* _WHAT YOU ARE ASKED TO DO_: Here are some records; return them all exactly.

[Recorded data]
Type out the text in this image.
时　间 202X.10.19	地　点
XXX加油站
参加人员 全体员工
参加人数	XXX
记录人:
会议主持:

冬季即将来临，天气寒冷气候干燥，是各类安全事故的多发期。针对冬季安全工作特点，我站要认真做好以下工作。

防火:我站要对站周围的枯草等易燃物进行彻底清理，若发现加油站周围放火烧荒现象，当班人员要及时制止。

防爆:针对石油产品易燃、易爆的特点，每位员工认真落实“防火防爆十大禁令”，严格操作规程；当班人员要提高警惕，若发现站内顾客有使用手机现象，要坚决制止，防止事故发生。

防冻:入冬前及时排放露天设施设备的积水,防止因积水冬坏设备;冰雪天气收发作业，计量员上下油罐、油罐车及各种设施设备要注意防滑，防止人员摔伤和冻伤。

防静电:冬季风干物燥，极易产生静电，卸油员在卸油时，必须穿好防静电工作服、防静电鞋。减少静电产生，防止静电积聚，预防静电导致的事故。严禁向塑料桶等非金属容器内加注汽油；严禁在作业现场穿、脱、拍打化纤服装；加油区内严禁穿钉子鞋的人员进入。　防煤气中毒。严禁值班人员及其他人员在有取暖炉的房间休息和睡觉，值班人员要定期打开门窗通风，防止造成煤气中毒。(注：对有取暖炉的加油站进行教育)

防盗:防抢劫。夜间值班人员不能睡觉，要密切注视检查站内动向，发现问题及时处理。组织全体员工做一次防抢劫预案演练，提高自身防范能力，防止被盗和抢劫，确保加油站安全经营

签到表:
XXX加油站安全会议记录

* _EXERCISE SOLUTION_:
Type out the text in this image.
时　间 202X.10.19	地　点
XXX加油站
参加人员 全体员工
参加人数	XXX
记录人:
会议主持:

冬季即将来临，天气寒冷气候干燥，是各类安全事故的多发期。针对冬季安全工作特点，我站要认真做好以下工作。

防火:我站要对站周围的枯草等易燃物进行彻底清理，若发现加油站周围放火烧荒现象，当班人员要及时制止。

防爆:针对石油产品易燃、易爆的特点，每位员工认真落实“防火防爆十大禁令”，严格操作规程；当班人员要提高警惕，若发现站内顾客有使用手机现象，要坚决制止，防止事故发生。

防冻:入冬前及时排放露天设施设备的积水,防止因积水冬坏设备;冰雪天气收发作业，计量员上下油罐、油罐车及各种设施设备要注意防滑，防止人员摔伤和冻伤。

防静电:冬季风干物燥，极易产生静电，卸油员在卸油时，必须穿好防静电工作服、防静电鞋。减少静电产生，防止静电积聚，预防静电导致的事故。严禁向塑料桶等非金属容器内加注汽油；严禁在作业现场穿、脱、拍打化纤服装；加油区内严禁穿钉子鞋的人员进入。　防煤气中毒。严禁值班人员及其他人员在有取暖炉的房间休息和睡觉，值班人员要定期打开门窗通风，防止造成煤气中毒。(注：对有取暖炉的加油站进行教育)

防盗:防抢劫。夜间值班人员不能睡觉，要密切注视检查站内动向，发现问题及时处理。组织全体员工做一次防抢劫预案演练，提高自身防范能力，防止被盗和抢劫，确保加油站安全经营

签到表:
XXX加油站安全会议记录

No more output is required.